## What you will do
Write out every line of the items below again with "volume-bar" changed to "volume bar" wherever it appears. Keep everything else the same, and leave out the pictures.

■ ■ ■ ■ ■ ■ ■

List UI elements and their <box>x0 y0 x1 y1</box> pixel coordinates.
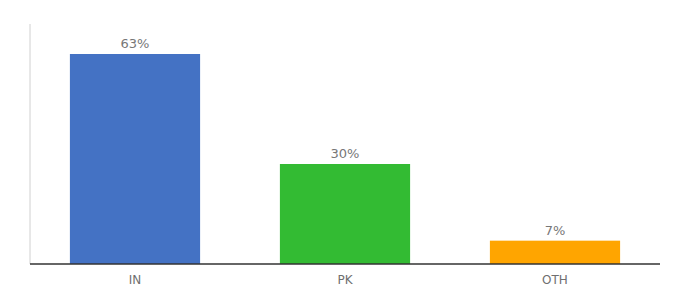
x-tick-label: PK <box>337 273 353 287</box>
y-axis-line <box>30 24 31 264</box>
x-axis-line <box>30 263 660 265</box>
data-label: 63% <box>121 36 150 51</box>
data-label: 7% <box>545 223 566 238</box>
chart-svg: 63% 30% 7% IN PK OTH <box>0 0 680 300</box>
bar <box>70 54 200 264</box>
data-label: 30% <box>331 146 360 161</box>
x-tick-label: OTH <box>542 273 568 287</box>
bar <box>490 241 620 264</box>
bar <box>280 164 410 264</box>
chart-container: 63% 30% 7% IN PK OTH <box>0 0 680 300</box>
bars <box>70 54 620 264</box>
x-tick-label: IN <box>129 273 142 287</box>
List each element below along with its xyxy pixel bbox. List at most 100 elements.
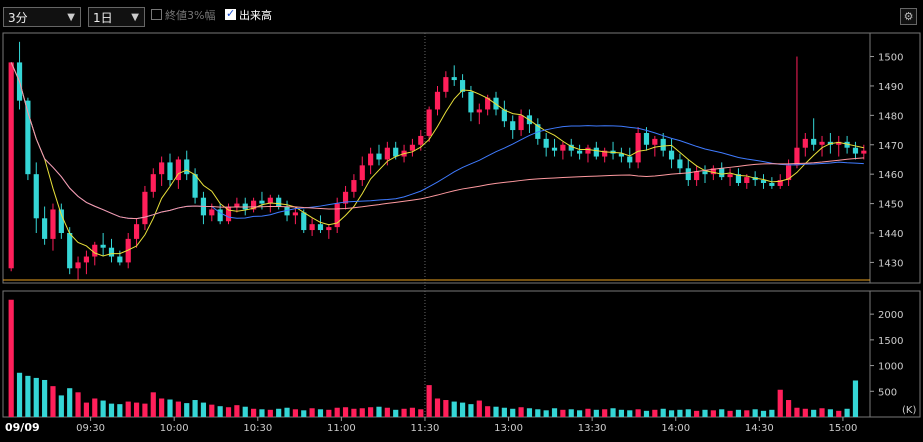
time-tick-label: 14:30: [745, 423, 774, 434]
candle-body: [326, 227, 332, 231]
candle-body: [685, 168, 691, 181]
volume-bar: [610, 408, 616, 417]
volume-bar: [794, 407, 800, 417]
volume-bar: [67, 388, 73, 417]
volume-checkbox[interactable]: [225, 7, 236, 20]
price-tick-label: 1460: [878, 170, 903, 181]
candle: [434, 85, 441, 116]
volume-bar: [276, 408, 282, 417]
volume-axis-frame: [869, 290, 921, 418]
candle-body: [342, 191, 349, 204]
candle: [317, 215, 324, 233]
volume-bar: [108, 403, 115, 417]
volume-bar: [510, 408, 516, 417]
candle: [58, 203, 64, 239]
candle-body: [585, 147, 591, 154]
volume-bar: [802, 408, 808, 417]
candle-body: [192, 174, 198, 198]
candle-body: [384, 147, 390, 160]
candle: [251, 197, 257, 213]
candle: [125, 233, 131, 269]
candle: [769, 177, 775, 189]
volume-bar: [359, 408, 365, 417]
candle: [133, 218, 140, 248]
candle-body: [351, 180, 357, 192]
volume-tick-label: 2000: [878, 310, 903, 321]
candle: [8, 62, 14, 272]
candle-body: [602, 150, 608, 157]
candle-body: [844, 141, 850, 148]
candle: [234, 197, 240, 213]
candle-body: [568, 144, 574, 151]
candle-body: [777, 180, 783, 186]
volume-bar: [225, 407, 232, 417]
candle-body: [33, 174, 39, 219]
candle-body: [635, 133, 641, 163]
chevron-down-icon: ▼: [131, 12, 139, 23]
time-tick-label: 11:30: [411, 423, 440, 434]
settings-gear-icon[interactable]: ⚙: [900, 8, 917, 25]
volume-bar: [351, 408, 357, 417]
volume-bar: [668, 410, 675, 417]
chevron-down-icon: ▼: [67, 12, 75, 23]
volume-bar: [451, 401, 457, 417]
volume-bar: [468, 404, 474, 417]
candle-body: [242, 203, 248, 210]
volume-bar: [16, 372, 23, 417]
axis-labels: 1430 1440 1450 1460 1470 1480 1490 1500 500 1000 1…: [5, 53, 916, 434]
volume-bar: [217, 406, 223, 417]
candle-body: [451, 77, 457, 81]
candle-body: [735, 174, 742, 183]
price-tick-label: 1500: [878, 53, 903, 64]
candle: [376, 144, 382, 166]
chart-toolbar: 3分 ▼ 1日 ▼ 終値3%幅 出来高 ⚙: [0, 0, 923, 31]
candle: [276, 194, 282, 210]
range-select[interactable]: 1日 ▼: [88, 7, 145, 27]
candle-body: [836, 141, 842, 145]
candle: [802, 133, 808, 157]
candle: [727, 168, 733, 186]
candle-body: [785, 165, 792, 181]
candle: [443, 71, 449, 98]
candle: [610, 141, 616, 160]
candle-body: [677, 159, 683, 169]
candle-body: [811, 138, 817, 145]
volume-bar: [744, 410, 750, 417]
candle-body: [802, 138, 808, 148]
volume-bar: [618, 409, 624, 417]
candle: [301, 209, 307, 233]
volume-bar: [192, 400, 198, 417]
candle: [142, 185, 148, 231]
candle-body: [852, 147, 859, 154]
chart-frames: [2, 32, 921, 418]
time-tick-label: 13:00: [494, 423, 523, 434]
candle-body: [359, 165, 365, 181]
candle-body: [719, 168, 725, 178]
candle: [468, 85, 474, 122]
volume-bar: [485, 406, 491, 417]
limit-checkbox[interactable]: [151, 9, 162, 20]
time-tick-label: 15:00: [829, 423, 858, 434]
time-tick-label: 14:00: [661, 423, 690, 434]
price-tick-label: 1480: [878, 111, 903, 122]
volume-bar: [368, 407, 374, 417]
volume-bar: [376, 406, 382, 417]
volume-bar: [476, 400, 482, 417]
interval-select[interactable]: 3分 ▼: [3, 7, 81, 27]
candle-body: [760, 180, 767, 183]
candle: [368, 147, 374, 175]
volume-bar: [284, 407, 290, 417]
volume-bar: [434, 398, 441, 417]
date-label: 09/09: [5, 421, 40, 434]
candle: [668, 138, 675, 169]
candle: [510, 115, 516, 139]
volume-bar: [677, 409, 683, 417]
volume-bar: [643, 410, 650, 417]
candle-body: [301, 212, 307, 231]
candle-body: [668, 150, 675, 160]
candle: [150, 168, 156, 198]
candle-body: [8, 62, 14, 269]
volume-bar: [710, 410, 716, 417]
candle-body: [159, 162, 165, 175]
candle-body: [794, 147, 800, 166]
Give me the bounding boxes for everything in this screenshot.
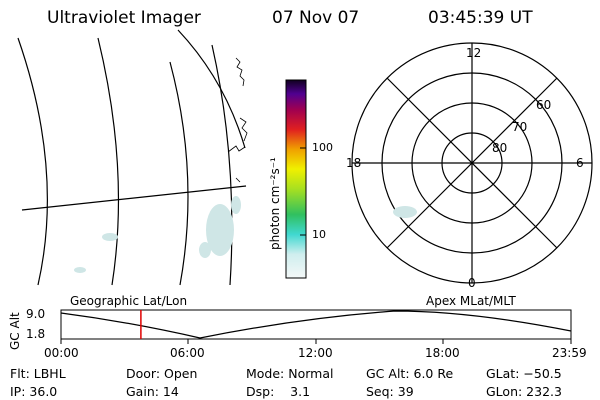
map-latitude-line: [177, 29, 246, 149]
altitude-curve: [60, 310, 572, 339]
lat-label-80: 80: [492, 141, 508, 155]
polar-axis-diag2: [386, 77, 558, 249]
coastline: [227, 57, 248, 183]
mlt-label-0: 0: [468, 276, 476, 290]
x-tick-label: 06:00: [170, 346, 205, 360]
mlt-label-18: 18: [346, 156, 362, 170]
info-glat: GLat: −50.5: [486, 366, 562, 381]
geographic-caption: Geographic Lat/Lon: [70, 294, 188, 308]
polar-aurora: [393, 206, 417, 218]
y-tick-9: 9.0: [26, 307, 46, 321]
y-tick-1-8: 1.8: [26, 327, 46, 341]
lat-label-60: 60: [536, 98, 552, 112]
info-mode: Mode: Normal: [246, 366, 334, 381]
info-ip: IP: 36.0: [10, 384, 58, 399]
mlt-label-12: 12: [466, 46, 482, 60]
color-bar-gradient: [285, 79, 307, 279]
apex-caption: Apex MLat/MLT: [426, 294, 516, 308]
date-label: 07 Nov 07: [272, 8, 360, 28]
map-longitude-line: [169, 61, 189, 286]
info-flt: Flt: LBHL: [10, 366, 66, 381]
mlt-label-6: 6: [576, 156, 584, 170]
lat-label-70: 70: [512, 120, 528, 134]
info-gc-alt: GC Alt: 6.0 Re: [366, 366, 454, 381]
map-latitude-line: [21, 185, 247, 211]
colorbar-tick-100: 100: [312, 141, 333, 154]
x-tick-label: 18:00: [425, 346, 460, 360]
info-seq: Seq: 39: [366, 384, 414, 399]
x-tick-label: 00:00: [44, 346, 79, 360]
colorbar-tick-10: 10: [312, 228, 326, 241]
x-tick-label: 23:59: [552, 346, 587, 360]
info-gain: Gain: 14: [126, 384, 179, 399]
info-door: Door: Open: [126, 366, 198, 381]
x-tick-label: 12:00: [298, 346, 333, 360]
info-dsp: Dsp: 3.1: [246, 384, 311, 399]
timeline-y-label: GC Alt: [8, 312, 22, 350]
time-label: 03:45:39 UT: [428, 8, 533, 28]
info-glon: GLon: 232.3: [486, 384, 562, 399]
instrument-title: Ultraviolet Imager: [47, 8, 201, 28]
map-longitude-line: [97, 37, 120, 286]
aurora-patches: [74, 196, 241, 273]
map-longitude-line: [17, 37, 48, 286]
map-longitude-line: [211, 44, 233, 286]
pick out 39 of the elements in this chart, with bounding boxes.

■ ■ ■ ■ ■ ■ ■

## Output for this exercise
List UI elements and their <box>x0 y0 x1 y1</box> pixel coordinates.
x-tick-label: PK <box>337 273 353 287</box>
y-axis-line <box>30 24 31 264</box>
x-axis-line <box>30 263 660 265</box>
data-label: 63% <box>121 36 150 51</box>
data-label: 7% <box>545 223 566 238</box>
chart-svg: 63% 30% 7% IN PK OTH <box>0 0 680 300</box>
bar <box>70 54 200 264</box>
data-label: 30% <box>331 146 360 161</box>
x-tick-label: OTH <box>542 273 568 287</box>
bar <box>490 241 620 264</box>
bar <box>280 164 410 264</box>
chart-container: 63% 30% 7% IN PK OTH <box>0 0 680 300</box>
bars <box>70 54 620 264</box>
x-tick-label: IN <box>129 273 142 287</box>
List each element below along with its xyxy pixel bbox. List at most 100 elements.
time-tick-label: 14:30: [745, 423, 774, 434]
candle-body: [326, 227, 332, 231]
candle-body: [685, 168, 691, 181]
volume bar: [610, 408, 616, 417]
volume bar: [794, 407, 800, 417]
volume bar: [67, 388, 73, 417]
volume-checkbox[interactable]: [225, 7, 236, 20]
price-tick-label: 1460: [878, 170, 903, 181]
candle: [434, 85, 441, 116]
volume bar: [276, 408, 282, 417]
volume-axis-frame: [869, 290, 921, 418]
candle-body: [342, 191, 349, 204]
candle: [317, 215, 324, 233]
volume bar: [108, 403, 115, 417]
volume bar: [510, 408, 516, 417]
candle: [58, 203, 64, 239]
candle-body: [585, 147, 591, 154]
volume bar: [802, 408, 808, 417]
candle-body: [192, 174, 198, 198]
candle-body: [384, 147, 390, 160]
candle: [251, 197, 257, 213]
candle: [125, 233, 131, 269]
candle: [769, 177, 775, 189]
volume bar: [359, 408, 365, 417]
candle: [133, 218, 140, 248]
candle-body: [351, 180, 357, 192]
volume-tick-label: 2000: [878, 310, 903, 321]
candle: [8, 62, 14, 272]
candle-body: [602, 150, 608, 157]
candle-body: [844, 141, 850, 148]
candle: [234, 197, 240, 213]
candle-body: [568, 144, 574, 151]
candle-body: [777, 180, 783, 186]
volume bar: [225, 407, 232, 417]
candle-body: [33, 174, 39, 219]
candle-body: [635, 133, 641, 163]
chevron-down-icon: ▼: [131, 12, 139, 23]
time-tick-label: 11:30: [411, 423, 440, 434]
settings-gear-icon[interactable]: ⚙: [900, 8, 917, 25]
volume bar: [351, 408, 357, 417]
volume bar: [668, 410, 675, 417]
chevron-down-icon: ▼: [67, 12, 75, 23]
volume bar: [451, 401, 457, 417]
volume bar: [468, 404, 474, 417]
candle-body: [242, 203, 248, 210]
volume bar: [16, 372, 23, 417]
axis-labels: 1430 1440 1450 1460 1470 1480 1490 1500 500 1000 1…: [5, 53, 916, 434]
volume bar: [217, 406, 223, 417]
candle-body: [451, 77, 457, 81]
candle-body: [735, 174, 742, 183]
price-tick-label: 1500: [878, 53, 903, 64]
candle: [376, 144, 382, 166]
chart-toolbar: 3分 ▼ 1日 ▼ 終値3%幅 出来高 ⚙: [0, 0, 923, 31]
candle: [276, 194, 282, 210]
range-select[interactable]: 1日 ▼: [88, 7, 145, 27]
candle-body: [836, 141, 842, 145]
candle: [802, 133, 808, 157]
candle: [727, 168, 733, 186]
candle-body: [785, 165, 792, 181]
candle: [443, 71, 449, 98]
candle: [610, 141, 616, 160]
candle-body: [677, 159, 683, 169]
candle-body: [811, 138, 817, 145]
volume bar: [744, 410, 750, 417]
candle-body: [802, 138, 808, 148]
volume bar: [618, 409, 624, 417]
candle: [301, 209, 307, 233]
volume bar: [192, 400, 198, 417]
candle: [142, 185, 148, 231]
candle-body: [852, 147, 859, 154]
chart-frames: [2, 32, 921, 418]
time-tick-label: 13:00: [494, 423, 523, 434]
candle-body: [359, 165, 365, 181]
candle-body: [719, 168, 725, 178]
candle: [468, 85, 474, 122]
volume bar: [485, 406, 491, 417]
limit-checkbox[interactable]: [151, 9, 162, 20]
time-tick-label: 15:00: [829, 423, 858, 434]
time-tick-label: 14:00: [661, 423, 690, 434]
price-tick-label: 1480: [878, 111, 903, 122]
volume bar: [368, 407, 374, 417]
volume bar: [376, 406, 382, 417]
volume bar: [476, 400, 482, 417]
interval-select[interactable]: 3分 ▼: [3, 7, 81, 27]
candle-body: [760, 180, 767, 183]
candle: [368, 147, 374, 175]
volume bar: [284, 407, 290, 417]
volume bar: [434, 398, 441, 417]
date-label: 09/09: [5, 421, 40, 434]
candle: [668, 138, 675, 169]
candle: [510, 115, 516, 139]
volume bar: [677, 409, 683, 417]
volume bar: [643, 410, 650, 417]
candle-body: [301, 212, 307, 231]
candle-body: [668, 150, 675, 160]
candle: [150, 168, 156, 198]
candle-body: [8, 62, 14, 269]
volume bar: [710, 410, 716, 417]
candle-body: [159, 162, 165, 175]
candle-body: [794, 147, 800, 166]
Give me the bounding boxes for everything in this screenshot.
map-latitude-line: [177, 29, 246, 149]
altitude-curve: [60, 310, 572, 339]
lat-label-80: 80: [492, 141, 508, 155]
polar-axis-diag2: [386, 77, 558, 249]
coastline: [227, 57, 248, 183]
mlt-label-0: 0: [468, 276, 476, 290]
x-tick-label: 06:00: [170, 346, 205, 360]
mlt-label-18: 18: [346, 156, 362, 170]
info-glat: GLat: −50.5: [486, 366, 562, 381]
geographic-caption: Geographic Lat/Lon: [70, 294, 188, 308]
polar-aurora: [393, 206, 417, 218]
y-tick-9: 9.0: [26, 307, 46, 321]
y-tick-1-8: 1.8: [26, 327, 46, 341]
lat-label-60: 60: [536, 98, 552, 112]
info-mode: Mode: Normal: [246, 366, 334, 381]
info-ip: IP: 36.0: [10, 384, 58, 399]
mlt-label-12: 12: [466, 46, 482, 60]
color-bar-gradient: [285, 79, 307, 279]
apex-caption: Apex MLat/MLT: [426, 294, 516, 308]
date-label: 07 Nov 07: [272, 8, 360, 28]
map-longitude-line: [169, 61, 189, 286]
info-flt: Flt: LBHL: [10, 366, 66, 381]
mlt-label-6: 6: [576, 156, 584, 170]
lat-label-70: 70: [512, 120, 528, 134]
info-gc-alt: GC Alt: 6.0 Re: [366, 366, 454, 381]
map-latitude-line: [21, 185, 247, 211]
colorbar-tick-100: 100: [312, 141, 333, 154]
x-tick-label: 18:00: [425, 346, 460, 360]
info-seq: Seq: 39: [366, 384, 414, 399]
x-tick-label: 00:00: [44, 346, 79, 360]
colorbar-tick-10: 10: [312, 228, 326, 241]
x-tick-label: 23:59: [552, 346, 587, 360]
info-gain: Gain: 14: [126, 384, 179, 399]
info-door: Door: Open: [126, 366, 198, 381]
x-tick-label: 12:00: [298, 346, 333, 360]
info-dsp: Dsp: 3.1: [246, 384, 311, 399]
timeline-y-label: GC Alt: [8, 312, 22, 350]
time-label: 03:45:39 UT: [428, 8, 533, 28]
info-glon: GLon: 232.3: [486, 384, 562, 399]
instrument-title: Ultraviolet Imager: [47, 8, 201, 28]
map-longitude-line: [97, 37, 120, 286]
aurora-patches: [74, 196, 241, 273]
map-longitude-line: [17, 37, 48, 286]
map-longitude-line: [211, 44, 233, 286]
pick out 39 of the elements in this chart, with bounding boxes.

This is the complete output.